» What you are asked to do: Print the entries below word for word, from the line with "course-name: 经济法 xyxy=(130,593,232,612)" up to and including the line with "class-select-value: 会计电算化2 xyxy=(183,167,245,180)".

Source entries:
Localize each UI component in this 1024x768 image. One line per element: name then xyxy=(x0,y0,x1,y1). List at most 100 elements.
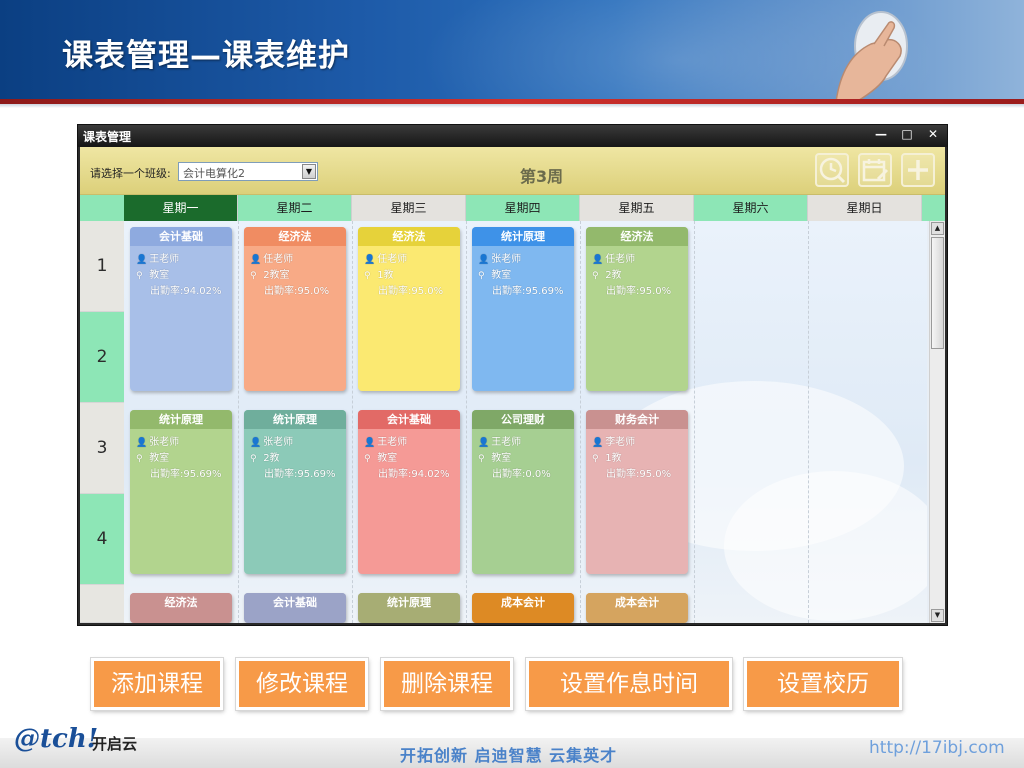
course-name: 经济法 xyxy=(130,593,232,612)
tab-weekday-fri[interactable]: 星期五 xyxy=(580,195,694,221)
course-card-r3-mon[interactable]: 经济法 xyxy=(130,593,232,623)
person-icon: 👤 xyxy=(364,255,376,265)
tab-weekday-wed[interactable]: 星期三 xyxy=(352,195,466,221)
class-select-value: 会计电算化2 xyxy=(183,167,245,180)
tab-weekday-tue[interactable]: 星期二 xyxy=(238,195,352,221)
class-select-dropdown[interactable]: 会计电算化2 ▼ xyxy=(178,162,318,181)
course-name: 统计原理 xyxy=(244,410,346,429)
course-name: 会计基础 xyxy=(358,410,460,429)
course-name: 成本会计 xyxy=(586,593,688,612)
course-name: 经济法 xyxy=(358,227,460,246)
course-room: 2教室 xyxy=(263,270,290,281)
person-icon: 👤 xyxy=(592,255,604,265)
location-pin-icon: ⚲ xyxy=(250,271,257,281)
calendar-edit-icon[interactable] xyxy=(858,153,892,187)
scroll-up-arrow-icon[interactable]: ▲ xyxy=(931,222,944,235)
course-attendance-rate: 出勤率:94.02% xyxy=(378,469,450,480)
course-teacher: 张老师 xyxy=(149,437,180,448)
course-name: 统计原理 xyxy=(472,227,574,246)
course-card-r2-tue[interactable]: 统计原理 👤 张老师 ⚲ 2教 出勤率:95.69% xyxy=(244,410,346,574)
period-label: 2 xyxy=(80,312,124,403)
course-card-r3-fri[interactable]: 成本会计 xyxy=(586,593,688,623)
timetable-grid: 星期一 星期二 星期三 星期四 星期五 星期六 星期日 1 2 3 4 会计基础… xyxy=(80,195,945,623)
tab-weekday-thu[interactable]: 星期四 xyxy=(466,195,580,221)
add-course-button[interactable]: 添加课程 xyxy=(91,658,223,710)
course-room: 教室 xyxy=(377,453,398,464)
window-titlebar[interactable]: 课表管理 — □ ✕ xyxy=(78,125,947,147)
slide-banner: 课表管理—课表维护 xyxy=(0,0,1024,104)
footer-slogan: 开拓创新 启迪智慧 云集英才 xyxy=(400,746,618,765)
course-card-r1-thu[interactable]: 统计原理 👤 张老师 ⚲ 教室 出勤率:95.69% xyxy=(472,227,574,391)
location-pin-icon: ⚲ xyxy=(478,454,485,464)
location-pin-icon: ⚲ xyxy=(592,454,599,464)
course-card-r3-tue[interactable]: 会计基础 xyxy=(244,593,346,623)
course-teacher: 任老师 xyxy=(263,254,294,265)
course-name: 经济法 xyxy=(244,227,346,246)
plus-icon[interactable] xyxy=(901,153,935,187)
course-card-r2-thu[interactable]: 公司理财 👤 王老师 ⚲ 教室 出勤率:0.0% xyxy=(472,410,574,574)
location-pin-icon: ⚲ xyxy=(250,454,257,464)
course-card-r1-fri[interactable]: 经济法 👤 任老师 ⚲ 2教 出勤率:95.0% xyxy=(586,227,688,391)
close-button[interactable]: ✕ xyxy=(920,125,946,145)
course-card-r2-mon[interactable]: 统计原理 👤 张老师 ⚲ 教室 出勤率:95.69% xyxy=(130,410,232,574)
course-card-r1-wed[interactable]: 经济法 👤 任老师 ⚲ 1教 出勤率:95.0% xyxy=(358,227,460,391)
tab-weekday-sat[interactable]: 星期六 xyxy=(694,195,808,221)
course-attendance-rate: 出勤率:95.0% xyxy=(606,469,672,480)
course-attendance-rate: 出勤率:95.0% xyxy=(264,286,330,297)
minimize-button[interactable]: — xyxy=(868,125,894,145)
course-teacher: 王老师 xyxy=(377,437,408,448)
banner-shadow xyxy=(0,104,1024,108)
schedule-window: 课表管理 — □ ✕ 请选择一个班级: 会计电算化2 ▼ 第3周 星期一 星期二… xyxy=(77,124,948,626)
tab-weekday-sun[interactable]: 星期日 xyxy=(808,195,922,221)
location-pin-icon: ⚲ xyxy=(364,454,371,464)
person-icon: 👤 xyxy=(478,438,490,448)
course-room: 教室 xyxy=(491,453,512,464)
week-label: 第3周 xyxy=(520,167,564,186)
window-title: 课表管理 xyxy=(83,130,132,144)
course-room: 1教 xyxy=(605,453,622,464)
course-name: 成本会计 xyxy=(472,593,574,612)
course-name: 经济法 xyxy=(586,227,688,246)
footer-url[interactable]: http://17ibj.com xyxy=(869,738,1005,758)
course-teacher: 张老师 xyxy=(263,437,294,448)
weekday-header: 星期一 星期二 星期三 星期四 星期五 星期六 星期日 xyxy=(80,195,945,221)
course-card-r1-tue[interactable]: 经济法 👤 任老师 ⚲ 2教室 出勤率:95.0% xyxy=(244,227,346,391)
course-card-r3-wed[interactable]: 统计原理 xyxy=(358,593,460,623)
delete-course-button[interactable]: 删除课程 xyxy=(381,658,513,710)
course-name: 会计基础 xyxy=(244,593,346,612)
location-pin-icon: ⚲ xyxy=(364,271,371,281)
scroll-down-arrow-icon[interactable]: ▼ xyxy=(931,609,944,622)
period-label: 1 xyxy=(80,221,124,312)
course-teacher: 王老师 xyxy=(491,437,522,448)
course-teacher: 李老师 xyxy=(605,437,636,448)
maximize-button[interactable]: □ xyxy=(894,125,920,145)
chevron-down-icon[interactable]: ▼ xyxy=(302,164,316,179)
set-schedule-time-button[interactable]: 设置作息时间 xyxy=(526,658,732,710)
location-pin-icon: ⚲ xyxy=(136,454,143,464)
course-card-r2-wed[interactable]: 会计基础 👤 王老师 ⚲ 教室 出勤率:94.02% xyxy=(358,410,460,574)
tab-weekday-mon[interactable]: 星期一 xyxy=(124,195,238,221)
course-card-r1-mon[interactable]: 会计基础 👤 王老师 ⚲ 教室 出勤率:94.02% xyxy=(130,227,232,391)
course-card-r3-thu[interactable]: 成本会计 xyxy=(472,593,574,623)
person-icon: 👤 xyxy=(478,255,490,265)
brand-logo: @tch! 开启云 xyxy=(14,724,144,764)
course-attendance-rate: 出勤率:94.02% xyxy=(150,286,222,297)
period-label: 3 xyxy=(80,403,124,494)
person-icon: 👤 xyxy=(250,255,262,265)
course-teacher: 王老师 xyxy=(149,254,180,265)
person-icon: 👤 xyxy=(250,438,262,448)
course-card-r2-fri[interactable]: 财务会计 👤 李老师 ⚲ 1教 出勤率:95.0% xyxy=(586,410,688,574)
hand-on-mouse-image xyxy=(835,11,908,102)
course-room: 1教 xyxy=(377,270,394,281)
course-attendance-rate: 出勤率:0.0% xyxy=(492,469,551,480)
course-attendance-rate: 出勤率:95.69% xyxy=(150,469,222,480)
course-room: 教室 xyxy=(149,453,170,464)
edit-course-button[interactable]: 修改课程 xyxy=(236,658,368,710)
course-name: 公司理财 xyxy=(472,410,574,429)
scroll-thumb[interactable] xyxy=(931,237,944,349)
course-area: 会计基础 👤 王老师 ⚲ 教室 出勤率:94.02% 经济法 👤 任老师 ⚲ 2… xyxy=(124,221,927,623)
set-school-calendar-button[interactable]: 设置校历 xyxy=(744,658,902,710)
clock-icon[interactable] xyxy=(815,153,849,187)
vertical-scrollbar[interactable]: ▲ ▼ xyxy=(929,221,945,623)
person-icon: 👤 xyxy=(136,255,148,265)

» Result below:
course-name: 经济法 xyxy=(130,593,232,612)
tab-weekday-fri[interactable]: 星期五 xyxy=(580,195,694,221)
course-card-r3-mon[interactable]: 经济法 xyxy=(130,593,232,623)
person-icon: 👤 xyxy=(364,255,376,265)
tab-weekday-wed[interactable]: 星期三 xyxy=(352,195,466,221)
class-select-value: 会计电算化2 xyxy=(183,167,245,180)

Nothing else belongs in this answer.